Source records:
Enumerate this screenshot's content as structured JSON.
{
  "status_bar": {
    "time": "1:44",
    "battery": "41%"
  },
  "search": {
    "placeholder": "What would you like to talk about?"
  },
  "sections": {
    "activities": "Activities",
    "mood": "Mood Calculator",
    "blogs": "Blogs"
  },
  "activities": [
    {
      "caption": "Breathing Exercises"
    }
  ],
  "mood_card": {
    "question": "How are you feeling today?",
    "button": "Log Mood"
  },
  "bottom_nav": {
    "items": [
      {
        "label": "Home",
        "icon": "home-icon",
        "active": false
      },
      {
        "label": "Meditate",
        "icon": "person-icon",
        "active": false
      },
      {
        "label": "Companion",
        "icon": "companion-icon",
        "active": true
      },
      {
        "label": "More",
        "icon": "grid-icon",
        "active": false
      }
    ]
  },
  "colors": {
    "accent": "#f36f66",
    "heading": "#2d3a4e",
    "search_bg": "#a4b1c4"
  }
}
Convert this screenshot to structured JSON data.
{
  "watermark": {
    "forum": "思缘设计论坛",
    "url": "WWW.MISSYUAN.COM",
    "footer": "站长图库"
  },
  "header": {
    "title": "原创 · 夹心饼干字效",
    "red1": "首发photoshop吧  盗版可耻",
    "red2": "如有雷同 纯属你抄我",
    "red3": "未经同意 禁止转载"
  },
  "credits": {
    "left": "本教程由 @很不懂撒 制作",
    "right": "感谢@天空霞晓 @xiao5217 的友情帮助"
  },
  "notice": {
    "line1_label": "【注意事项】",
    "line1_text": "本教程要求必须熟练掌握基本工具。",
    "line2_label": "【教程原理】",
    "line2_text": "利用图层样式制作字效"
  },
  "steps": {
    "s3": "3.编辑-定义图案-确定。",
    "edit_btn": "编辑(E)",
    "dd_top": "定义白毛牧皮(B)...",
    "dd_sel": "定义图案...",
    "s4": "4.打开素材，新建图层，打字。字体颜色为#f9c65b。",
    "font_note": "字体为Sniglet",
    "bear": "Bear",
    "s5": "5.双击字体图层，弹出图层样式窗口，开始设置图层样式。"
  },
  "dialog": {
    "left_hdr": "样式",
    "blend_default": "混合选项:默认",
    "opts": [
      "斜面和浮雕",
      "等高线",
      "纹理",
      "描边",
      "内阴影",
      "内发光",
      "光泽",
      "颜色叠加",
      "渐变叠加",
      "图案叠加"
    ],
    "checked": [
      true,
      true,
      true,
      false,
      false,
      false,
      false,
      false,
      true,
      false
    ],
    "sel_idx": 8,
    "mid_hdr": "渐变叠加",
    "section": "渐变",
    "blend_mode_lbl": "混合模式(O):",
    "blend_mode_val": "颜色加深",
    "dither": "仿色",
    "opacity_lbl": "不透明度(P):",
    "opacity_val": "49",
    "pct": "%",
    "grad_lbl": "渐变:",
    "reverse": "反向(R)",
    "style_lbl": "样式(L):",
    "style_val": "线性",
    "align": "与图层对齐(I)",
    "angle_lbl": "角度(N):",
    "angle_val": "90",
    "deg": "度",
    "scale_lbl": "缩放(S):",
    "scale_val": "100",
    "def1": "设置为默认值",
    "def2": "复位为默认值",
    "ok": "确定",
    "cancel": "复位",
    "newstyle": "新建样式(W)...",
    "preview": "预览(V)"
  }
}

- **GOAL**
Transcribe the material exactly as it reads.

- **REPLY**
Enumerate this screenshot's content as structured JSON.
{
  "status_bar": {
    "time": "1:44",
    "battery": "41%"
  },
  "search": {
    "placeholder": "What would you like to talk about?"
  },
  "sections": {
    "activities": "Activities",
    "mood": "Mood Calculator",
    "blogs": "Blogs"
  },
  "activities": [
    {
      "caption": "Breathing Exercises"
    }
  ],
  "mood_card": {
    "question": "How are you feeling today?",
    "button": "Log Mood"
  },
  "bottom_nav": {
    "items": [
      {
        "label": "Home",
        "icon": "home-icon",
        "active": false
      },
      {
        "label": "Meditate",
        "icon": "person-icon",
        "active": false
      },
      {
        "label": "Companion",
        "icon": "companion-icon",
        "active": true
      },
      {
        "label": "More",
        "icon": "grid-icon",
        "active": false
      }
    ]
  },
  "colors": {
    "accent": "#f36f66",
    "heading": "#2d3a4e",
    "search_bg": "#a4b1c4"
  }
}
Convert this screenshot to structured JSON data.
{
  "watermark": {
    "forum": "思缘设计论坛",
    "url": "WWW.MISSYUAN.COM",
    "footer": "站长图库"
  },
  "header": {
    "title": "原创 · 夹心饼干字效",
    "red1": "首发photoshop吧  盗版可耻",
    "red2": "如有雷同 纯属你抄我",
    "red3": "未经同意 禁止转载"
  },
  "credits": {
    "left": "本教程由 @很不懂撒 制作",
    "right": "感谢@天空霞晓 @xiao5217 的友情帮助"
  },
  "notice": {
    "line1_label": "【注意事项】",
    "line1_text": "本教程要求必须熟练掌握基本工具。",
    "line2_label": "【教程原理】",
    "line2_text": "利用图层样式制作字效"
  },
  "steps": {
    "s3": "3.编辑-定义图案-确定。",
    "edit_btn": "编辑(E)",
    "dd_top": "定义白毛牧皮(B)...",
    "dd_sel": "定义图案...",
    "s4": "4.打开素材，新建图层，打字。字体颜色为#f9c65b。",
    "font_note": "字体为Sniglet",
    "bear": "Bear",
    "s5": "5.双击字体图层，弹出图层样式窗口，开始设置图层样式。"
  },
  "dialog": {
    "left_hdr": "样式",
    "blend_default": "混合选项:默认",
    "opts": [
      "斜面和浮雕",
      "等高线",
      "纹理",
      "描边",
      "内阴影",
      "内发光",
      "光泽",
      "颜色叠加",
      "渐变叠加",
      "图案叠加"
    ],
    "checked": [
      true,
      true,
      true,
      false,
      false,
      false,
      false,
      false,
      true,
      false
    ],
    "sel_idx": 8,
    "mid_hdr": "渐变叠加",
    "section": "渐变",
    "blend_mode_lbl": "混合模式(O):",
    "blend_mode_val": "颜色加深",
    "dither": "仿色",
    "opacity_lbl": "不透明度(P):",
    "opacity_val": "49",
    "pct": "%",
    "grad_lbl": "渐变:",
    "reverse": "反向(R)",
    "style_lbl": "样式(L):",
    "style_val": "线性",
    "align": "与图层对齐(I)",
    "angle_lbl": "角度(N):",
    "angle_val": "90",
    "deg": "度",
    "scale_lbl": "缩放(S):",
    "scale_val": "100",
    "def1": "设置为默认值",
    "def2": "复位为默认值",
    "ok": "确定",
    "cancel": "复位",
    "newstyle": "新建样式(W)...",
    "preview": "预览(V)"
  }
}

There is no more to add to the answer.